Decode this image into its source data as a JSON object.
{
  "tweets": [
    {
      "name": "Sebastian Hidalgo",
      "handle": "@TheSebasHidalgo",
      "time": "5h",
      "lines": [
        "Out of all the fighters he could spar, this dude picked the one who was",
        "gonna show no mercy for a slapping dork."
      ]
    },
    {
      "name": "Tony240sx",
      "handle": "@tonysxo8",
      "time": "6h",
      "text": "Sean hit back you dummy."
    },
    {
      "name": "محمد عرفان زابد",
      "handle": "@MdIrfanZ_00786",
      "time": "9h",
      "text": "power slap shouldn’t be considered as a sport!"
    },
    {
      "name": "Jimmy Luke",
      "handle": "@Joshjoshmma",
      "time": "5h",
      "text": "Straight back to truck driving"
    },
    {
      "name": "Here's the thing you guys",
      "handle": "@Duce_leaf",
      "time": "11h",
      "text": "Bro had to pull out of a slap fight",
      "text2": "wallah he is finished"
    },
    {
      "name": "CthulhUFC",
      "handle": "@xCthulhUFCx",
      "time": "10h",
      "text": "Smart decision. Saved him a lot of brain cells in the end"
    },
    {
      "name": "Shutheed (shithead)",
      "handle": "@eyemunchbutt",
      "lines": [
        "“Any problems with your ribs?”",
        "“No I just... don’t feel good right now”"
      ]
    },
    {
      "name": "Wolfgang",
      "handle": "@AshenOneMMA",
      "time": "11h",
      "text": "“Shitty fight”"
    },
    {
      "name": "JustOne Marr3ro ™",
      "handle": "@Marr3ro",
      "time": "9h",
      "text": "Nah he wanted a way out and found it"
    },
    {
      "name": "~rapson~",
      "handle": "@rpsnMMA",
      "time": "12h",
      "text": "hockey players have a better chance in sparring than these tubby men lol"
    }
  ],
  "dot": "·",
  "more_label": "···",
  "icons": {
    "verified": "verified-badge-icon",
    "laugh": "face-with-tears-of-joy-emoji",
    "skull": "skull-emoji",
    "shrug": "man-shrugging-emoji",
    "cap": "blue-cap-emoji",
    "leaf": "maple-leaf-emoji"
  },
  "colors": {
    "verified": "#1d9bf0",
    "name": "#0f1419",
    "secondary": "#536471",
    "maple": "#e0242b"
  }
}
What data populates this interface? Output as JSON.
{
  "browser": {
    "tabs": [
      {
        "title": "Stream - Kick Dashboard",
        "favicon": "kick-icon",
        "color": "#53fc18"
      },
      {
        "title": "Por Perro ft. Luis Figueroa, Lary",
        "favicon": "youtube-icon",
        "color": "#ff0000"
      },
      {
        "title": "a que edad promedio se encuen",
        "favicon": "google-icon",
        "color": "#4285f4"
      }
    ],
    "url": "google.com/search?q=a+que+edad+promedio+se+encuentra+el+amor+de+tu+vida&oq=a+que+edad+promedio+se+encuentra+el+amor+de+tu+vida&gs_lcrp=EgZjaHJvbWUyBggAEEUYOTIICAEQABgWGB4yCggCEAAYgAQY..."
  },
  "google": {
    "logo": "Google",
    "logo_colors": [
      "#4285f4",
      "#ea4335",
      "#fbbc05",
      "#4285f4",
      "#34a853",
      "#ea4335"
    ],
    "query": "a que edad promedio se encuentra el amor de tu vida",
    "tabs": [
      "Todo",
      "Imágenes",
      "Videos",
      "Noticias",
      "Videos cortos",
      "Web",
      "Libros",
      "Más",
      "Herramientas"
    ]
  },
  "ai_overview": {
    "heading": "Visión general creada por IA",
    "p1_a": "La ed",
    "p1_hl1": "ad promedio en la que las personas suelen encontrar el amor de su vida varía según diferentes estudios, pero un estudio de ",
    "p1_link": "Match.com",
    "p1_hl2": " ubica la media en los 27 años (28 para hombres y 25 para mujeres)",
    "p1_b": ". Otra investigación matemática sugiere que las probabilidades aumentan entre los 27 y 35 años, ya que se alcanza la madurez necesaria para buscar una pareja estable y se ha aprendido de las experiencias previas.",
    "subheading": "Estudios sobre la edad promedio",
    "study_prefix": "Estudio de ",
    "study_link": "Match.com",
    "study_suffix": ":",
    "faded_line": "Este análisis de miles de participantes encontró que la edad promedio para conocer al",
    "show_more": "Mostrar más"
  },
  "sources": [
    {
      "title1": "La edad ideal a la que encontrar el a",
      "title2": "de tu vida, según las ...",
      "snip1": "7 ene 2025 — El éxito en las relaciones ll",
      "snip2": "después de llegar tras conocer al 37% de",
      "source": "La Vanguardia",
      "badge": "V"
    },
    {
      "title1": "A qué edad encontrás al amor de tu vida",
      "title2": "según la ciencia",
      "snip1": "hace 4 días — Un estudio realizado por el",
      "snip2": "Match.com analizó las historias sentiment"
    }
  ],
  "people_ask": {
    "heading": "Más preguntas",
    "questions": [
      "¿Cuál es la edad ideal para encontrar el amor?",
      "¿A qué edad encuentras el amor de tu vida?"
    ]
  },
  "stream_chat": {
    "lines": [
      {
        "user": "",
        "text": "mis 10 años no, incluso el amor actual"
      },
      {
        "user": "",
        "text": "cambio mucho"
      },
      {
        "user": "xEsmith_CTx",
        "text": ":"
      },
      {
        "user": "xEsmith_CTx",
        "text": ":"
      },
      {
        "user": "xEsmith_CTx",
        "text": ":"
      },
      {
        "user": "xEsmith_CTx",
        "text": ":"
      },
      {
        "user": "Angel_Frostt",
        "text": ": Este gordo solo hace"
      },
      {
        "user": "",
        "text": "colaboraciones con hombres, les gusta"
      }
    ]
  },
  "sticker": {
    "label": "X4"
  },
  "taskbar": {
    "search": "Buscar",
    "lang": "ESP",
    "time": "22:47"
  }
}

======

The full listing must be retyped precisely, with no line left out.

§ Answer section
Decode this image into its source data as a JSON object.
{
  "tweets": [
    {
      "name": "Sebastian Hidalgo",
      "handle": "@TheSebasHidalgo",
      "time": "5h",
      "lines": [
        "Out of all the fighters he could spar, this dude picked the one who was",
        "gonna show no mercy for a slapping dork."
      ]
    },
    {
      "name": "Tony240sx",
      "handle": "@tonysxo8",
      "time": "6h",
      "text": "Sean hit back you dummy."
    },
    {
      "name": "محمد عرفان زابد",
      "handle": "@MdIrfanZ_00786",
      "time": "9h",
      "text": "power slap shouldn’t be considered as a sport!"
    },
    {
      "name": "Jimmy Luke",
      "handle": "@Joshjoshmma",
      "time": "5h",
      "text": "Straight back to truck driving"
    },
    {
      "name": "Here's the thing you guys",
      "handle": "@Duce_leaf",
      "time": "11h",
      "text": "Bro had to pull out of a slap fight",
      "text2": "wallah he is finished"
    },
    {
      "name": "CthulhUFC",
      "handle": "@xCthulhUFCx",
      "time": "10h",
      "text": "Smart decision. Saved him a lot of brain cells in the end"
    },
    {
      "name": "Shutheed (shithead)",
      "handle": "@eyemunchbutt",
      "lines": [
        "“Any problems with your ribs?”",
        "“No I just... don’t feel good right now”"
      ]
    },
    {
      "name": "Wolfgang",
      "handle": "@AshenOneMMA",
      "time": "11h",
      "text": "“Shitty fight”"
    },
    {
      "name": "JustOne Marr3ro ™",
      "handle": "@Marr3ro",
      "time": "9h",
      "text": "Nah he wanted a way out and found it"
    },
    {
      "name": "~rapson~",
      "handle": "@rpsnMMA",
      "time": "12h",
      "text": "hockey players have a better chance in sparring than these tubby men lol"
    }
  ],
  "dot": "·",
  "more_label": "···",
  "icons": {
    "verified": "verified-badge-icon",
    "laugh": "face-with-tears-of-joy-emoji",
    "skull": "skull-emoji",
    "shrug": "man-shrugging-emoji",
    "cap": "blue-cap-emoji",
    "leaf": "maple-leaf-emoji"
  },
  "colors": {
    "verified": "#1d9bf0",
    "name": "#0f1419",
    "secondary": "#536471",
    "maple": "#e0242b"
  }
}
What data populates this interface? Output as JSON.
{
  "browser": {
    "tabs": [
      {
        "title": "Stream - Kick Dashboard",
        "favicon": "kick-icon",
        "color": "#53fc18"
      },
      {
        "title": "Por Perro ft. Luis Figueroa, Lary",
        "favicon": "youtube-icon",
        "color": "#ff0000"
      },
      {
        "title": "a que edad promedio se encuen",
        "favicon": "google-icon",
        "color": "#4285f4"
      }
    ],
    "url": "google.com/search?q=a+que+edad+promedio+se+encuentra+el+amor+de+tu+vida&oq=a+que+edad+promedio+se+encuentra+el+amor+de+tu+vida&gs_lcrp=EgZjaHJvbWUyBggAEEUYOTIICAEQABgWGB4yCggCEAAYgAQY..."
  },
  "google": {
    "logo": "Google",
    "logo_colors": [
      "#4285f4",
      "#ea4335",
      "#fbbc05",
      "#4285f4",
      "#34a853",
      "#ea4335"
    ],
    "query": "a que edad promedio se encuentra el amor de tu vida",
    "tabs": [
      "Todo",
      "Imágenes",
      "Videos",
      "Noticias",
      "Videos cortos",
      "Web",
      "Libros",
      "Más",
      "Herramientas"
    ]
  },
  "ai_overview": {
    "heading": "Visión general creada por IA",
    "p1_a": "La ed",
    "p1_hl1": "ad promedio en la que las personas suelen encontrar el amor de su vida varía según diferentes estudios, pero un estudio de ",
    "p1_link": "Match.com",
    "p1_hl2": " ubica la media en los 27 años (28 para hombres y 25 para mujeres)",
    "p1_b": ". Otra investigación matemática sugiere que las probabilidades aumentan entre los 27 y 35 años, ya que se alcanza la madurez necesaria para buscar una pareja estable y se ha aprendido de las experiencias previas.",
    "subheading": "Estudios sobre la edad promedio",
    "study_prefix": "Estudio de ",
    "study_link": "Match.com",
    "study_suffix": ":",
    "faded_line": "Este análisis de miles de participantes encontró que la edad promedio para conocer al",
    "show_more": "Mostrar más"
  },
  "sources": [
    {
      "title1": "La edad ideal a la que encontrar el a",
      "title2": "de tu vida, según las ...",
      "snip1": "7 ene 2025 — El éxito en las relaciones ll",
      "snip2": "después de llegar tras conocer al 37% de",
      "source": "La Vanguardia",
      "badge": "V"
    },
    {
      "title1": "A qué edad encontrás al amor de tu vida",
      "title2": "según la ciencia",
      "snip1": "hace 4 días — Un estudio realizado por el",
      "snip2": "Match.com analizó las historias sentiment"
    }
  ],
  "people_ask": {
    "heading": "Más preguntas",
    "questions": [
      "¿Cuál es la edad ideal para encontrar el amor?",
      "¿A qué edad encuentras el amor de tu vida?"
    ]
  },
  "stream_chat": {
    "lines": [
      {
        "user": "",
        "text": "mis 10 años no, incluso el amor actual"
      },
      {
        "user": "",
        "text": "cambio mucho"
      },
      {
        "user": "xEsmith_CTx",
        "text": ":"
      },
      {
        "user": "xEsmith_CTx",
        "text": ":"
      },
      {
        "user": "xEsmith_CTx",
        "text": ":"
      },
      {
        "user": "xEsmith_CTx",
        "text": ":"
      },
      {
        "user": "Angel_Frostt",
        "text": ": Este gordo solo hace"
      },
      {
        "user": "",
        "text": "colaboraciones con hombres, les gusta"
      }
    ]
  },
  "sticker": {
    "label": "X4"
  },
  "taskbar": {
    "search": "Buscar",
    "lang": "ESP",
    "time": "22:47"
  }
}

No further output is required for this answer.